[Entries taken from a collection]
----
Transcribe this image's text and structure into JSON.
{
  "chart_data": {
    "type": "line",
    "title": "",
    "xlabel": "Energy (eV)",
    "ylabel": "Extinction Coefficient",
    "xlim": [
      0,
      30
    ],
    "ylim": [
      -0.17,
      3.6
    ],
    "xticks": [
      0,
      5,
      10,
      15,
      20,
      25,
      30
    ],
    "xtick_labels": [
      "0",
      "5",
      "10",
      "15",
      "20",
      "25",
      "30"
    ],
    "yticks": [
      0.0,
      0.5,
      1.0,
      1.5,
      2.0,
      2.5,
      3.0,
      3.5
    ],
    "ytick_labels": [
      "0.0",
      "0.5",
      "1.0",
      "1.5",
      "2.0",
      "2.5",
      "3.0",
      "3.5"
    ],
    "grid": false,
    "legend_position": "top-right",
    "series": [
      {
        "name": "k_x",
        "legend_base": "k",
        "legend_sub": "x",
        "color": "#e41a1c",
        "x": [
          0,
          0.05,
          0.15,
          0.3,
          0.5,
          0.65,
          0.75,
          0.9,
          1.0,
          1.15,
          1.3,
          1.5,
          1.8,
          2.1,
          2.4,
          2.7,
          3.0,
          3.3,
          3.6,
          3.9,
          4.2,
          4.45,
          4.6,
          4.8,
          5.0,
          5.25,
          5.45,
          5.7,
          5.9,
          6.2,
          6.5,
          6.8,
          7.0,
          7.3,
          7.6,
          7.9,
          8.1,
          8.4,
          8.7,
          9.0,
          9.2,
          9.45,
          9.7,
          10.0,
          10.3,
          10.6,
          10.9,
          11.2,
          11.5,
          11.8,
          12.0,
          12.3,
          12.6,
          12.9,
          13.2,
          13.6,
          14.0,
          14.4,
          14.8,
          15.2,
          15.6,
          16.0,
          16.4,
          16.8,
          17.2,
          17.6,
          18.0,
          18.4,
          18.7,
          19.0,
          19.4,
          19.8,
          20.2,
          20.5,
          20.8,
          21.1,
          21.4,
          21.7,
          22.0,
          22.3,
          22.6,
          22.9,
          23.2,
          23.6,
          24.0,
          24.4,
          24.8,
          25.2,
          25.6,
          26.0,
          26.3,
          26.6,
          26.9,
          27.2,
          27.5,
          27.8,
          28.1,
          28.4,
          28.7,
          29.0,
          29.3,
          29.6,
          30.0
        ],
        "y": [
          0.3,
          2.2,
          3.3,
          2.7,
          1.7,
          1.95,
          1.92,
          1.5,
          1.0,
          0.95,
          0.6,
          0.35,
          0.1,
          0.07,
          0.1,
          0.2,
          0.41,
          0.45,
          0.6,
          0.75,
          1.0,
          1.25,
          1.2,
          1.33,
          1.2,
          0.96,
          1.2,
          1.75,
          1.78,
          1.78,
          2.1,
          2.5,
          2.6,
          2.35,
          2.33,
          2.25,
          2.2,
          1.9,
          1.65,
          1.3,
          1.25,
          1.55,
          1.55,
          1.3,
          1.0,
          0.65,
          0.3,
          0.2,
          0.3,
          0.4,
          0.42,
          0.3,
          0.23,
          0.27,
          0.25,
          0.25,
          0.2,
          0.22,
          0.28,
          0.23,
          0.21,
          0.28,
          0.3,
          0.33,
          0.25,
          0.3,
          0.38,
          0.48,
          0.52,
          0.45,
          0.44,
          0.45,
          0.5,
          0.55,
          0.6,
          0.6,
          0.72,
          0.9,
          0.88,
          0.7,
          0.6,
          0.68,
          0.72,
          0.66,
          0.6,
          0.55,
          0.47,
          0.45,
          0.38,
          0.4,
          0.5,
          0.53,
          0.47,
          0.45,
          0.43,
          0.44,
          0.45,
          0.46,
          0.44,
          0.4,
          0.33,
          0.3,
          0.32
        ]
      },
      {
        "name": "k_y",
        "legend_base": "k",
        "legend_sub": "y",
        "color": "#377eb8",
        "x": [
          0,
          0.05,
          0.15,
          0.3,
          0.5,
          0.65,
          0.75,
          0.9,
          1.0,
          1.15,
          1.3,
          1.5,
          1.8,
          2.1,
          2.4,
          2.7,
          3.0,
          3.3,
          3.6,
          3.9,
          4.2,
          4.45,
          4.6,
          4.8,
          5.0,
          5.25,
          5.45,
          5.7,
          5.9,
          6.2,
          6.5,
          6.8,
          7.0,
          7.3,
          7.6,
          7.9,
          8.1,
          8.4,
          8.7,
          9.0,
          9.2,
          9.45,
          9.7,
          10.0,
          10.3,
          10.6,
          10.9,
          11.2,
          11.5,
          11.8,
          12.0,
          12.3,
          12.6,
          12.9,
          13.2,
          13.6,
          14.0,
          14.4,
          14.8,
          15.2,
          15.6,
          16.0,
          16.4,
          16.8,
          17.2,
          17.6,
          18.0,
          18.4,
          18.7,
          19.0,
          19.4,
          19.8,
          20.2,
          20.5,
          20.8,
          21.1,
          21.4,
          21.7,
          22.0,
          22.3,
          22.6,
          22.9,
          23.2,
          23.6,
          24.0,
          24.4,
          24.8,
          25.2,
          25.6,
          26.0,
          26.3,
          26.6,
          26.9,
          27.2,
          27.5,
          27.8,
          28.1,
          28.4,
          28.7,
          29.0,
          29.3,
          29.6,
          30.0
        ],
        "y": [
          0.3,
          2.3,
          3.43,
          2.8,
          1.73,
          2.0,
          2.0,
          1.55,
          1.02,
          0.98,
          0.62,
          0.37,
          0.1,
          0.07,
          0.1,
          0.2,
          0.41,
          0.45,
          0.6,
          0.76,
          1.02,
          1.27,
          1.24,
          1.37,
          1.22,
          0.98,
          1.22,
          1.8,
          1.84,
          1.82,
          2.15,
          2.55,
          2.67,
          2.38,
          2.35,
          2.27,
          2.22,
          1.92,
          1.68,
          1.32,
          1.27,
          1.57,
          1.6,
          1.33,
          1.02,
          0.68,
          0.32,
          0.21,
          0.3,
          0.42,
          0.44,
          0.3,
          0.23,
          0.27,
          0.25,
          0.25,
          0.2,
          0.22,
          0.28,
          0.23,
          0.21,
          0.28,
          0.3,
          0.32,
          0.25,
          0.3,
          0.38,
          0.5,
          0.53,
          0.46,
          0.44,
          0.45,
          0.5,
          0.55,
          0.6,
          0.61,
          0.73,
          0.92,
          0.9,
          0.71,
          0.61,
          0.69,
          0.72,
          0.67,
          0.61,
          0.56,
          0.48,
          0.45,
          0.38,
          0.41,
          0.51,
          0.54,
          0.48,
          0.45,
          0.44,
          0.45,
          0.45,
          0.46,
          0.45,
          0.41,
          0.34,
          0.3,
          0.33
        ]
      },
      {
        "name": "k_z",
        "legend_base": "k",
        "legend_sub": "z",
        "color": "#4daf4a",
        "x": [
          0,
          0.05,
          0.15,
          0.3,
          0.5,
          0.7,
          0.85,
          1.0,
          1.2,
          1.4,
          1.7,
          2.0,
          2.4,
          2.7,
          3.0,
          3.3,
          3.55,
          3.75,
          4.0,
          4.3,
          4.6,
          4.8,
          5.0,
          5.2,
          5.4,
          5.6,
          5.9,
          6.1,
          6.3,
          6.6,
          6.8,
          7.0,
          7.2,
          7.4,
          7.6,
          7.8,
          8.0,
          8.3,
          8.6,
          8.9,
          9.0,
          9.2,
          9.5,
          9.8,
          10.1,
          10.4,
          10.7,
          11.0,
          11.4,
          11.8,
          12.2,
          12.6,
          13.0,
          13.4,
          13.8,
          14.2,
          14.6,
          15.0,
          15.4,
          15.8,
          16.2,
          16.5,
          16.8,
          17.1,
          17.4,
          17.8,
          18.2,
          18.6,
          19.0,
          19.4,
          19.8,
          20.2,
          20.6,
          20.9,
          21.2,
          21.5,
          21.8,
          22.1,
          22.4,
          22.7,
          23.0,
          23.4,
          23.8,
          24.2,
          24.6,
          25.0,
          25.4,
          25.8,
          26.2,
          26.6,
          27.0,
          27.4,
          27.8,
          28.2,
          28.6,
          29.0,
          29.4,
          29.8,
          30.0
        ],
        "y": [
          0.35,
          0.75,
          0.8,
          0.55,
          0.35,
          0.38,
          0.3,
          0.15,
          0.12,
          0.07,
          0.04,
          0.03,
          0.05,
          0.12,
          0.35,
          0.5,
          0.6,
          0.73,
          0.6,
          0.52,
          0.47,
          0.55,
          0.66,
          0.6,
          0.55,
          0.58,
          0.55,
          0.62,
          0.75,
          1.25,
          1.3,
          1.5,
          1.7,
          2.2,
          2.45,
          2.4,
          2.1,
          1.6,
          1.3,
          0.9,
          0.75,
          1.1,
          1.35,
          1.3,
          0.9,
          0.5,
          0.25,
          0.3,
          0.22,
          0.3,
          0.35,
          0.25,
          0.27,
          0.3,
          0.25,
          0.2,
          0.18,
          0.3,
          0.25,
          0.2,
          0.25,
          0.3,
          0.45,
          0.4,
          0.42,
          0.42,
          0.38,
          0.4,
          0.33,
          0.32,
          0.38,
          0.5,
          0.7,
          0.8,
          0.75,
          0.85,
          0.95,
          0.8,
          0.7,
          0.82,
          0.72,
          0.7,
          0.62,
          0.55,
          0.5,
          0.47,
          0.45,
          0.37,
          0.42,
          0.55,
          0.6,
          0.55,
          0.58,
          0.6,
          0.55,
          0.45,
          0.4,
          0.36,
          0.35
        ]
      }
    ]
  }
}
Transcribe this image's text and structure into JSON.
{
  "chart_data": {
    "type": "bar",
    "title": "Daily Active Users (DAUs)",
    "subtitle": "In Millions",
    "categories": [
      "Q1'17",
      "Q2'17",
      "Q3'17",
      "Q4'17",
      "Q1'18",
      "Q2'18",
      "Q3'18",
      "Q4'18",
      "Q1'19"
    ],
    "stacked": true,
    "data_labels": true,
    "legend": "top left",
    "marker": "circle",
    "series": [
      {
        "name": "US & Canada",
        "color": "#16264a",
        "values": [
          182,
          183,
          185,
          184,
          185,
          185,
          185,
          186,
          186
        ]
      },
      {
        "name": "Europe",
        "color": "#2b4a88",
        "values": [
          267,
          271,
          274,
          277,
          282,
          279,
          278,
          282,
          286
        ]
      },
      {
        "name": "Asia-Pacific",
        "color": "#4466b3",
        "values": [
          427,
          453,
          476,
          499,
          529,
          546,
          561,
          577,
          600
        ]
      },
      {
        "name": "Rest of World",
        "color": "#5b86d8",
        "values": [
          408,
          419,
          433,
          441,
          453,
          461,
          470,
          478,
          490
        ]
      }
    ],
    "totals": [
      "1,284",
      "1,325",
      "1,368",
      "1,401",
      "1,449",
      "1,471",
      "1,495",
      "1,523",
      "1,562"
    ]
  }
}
----
■ What to do ■
Within the entries above, work out how many lines contain the word "name". The number alone is the answer.

■ Output of the task ■
7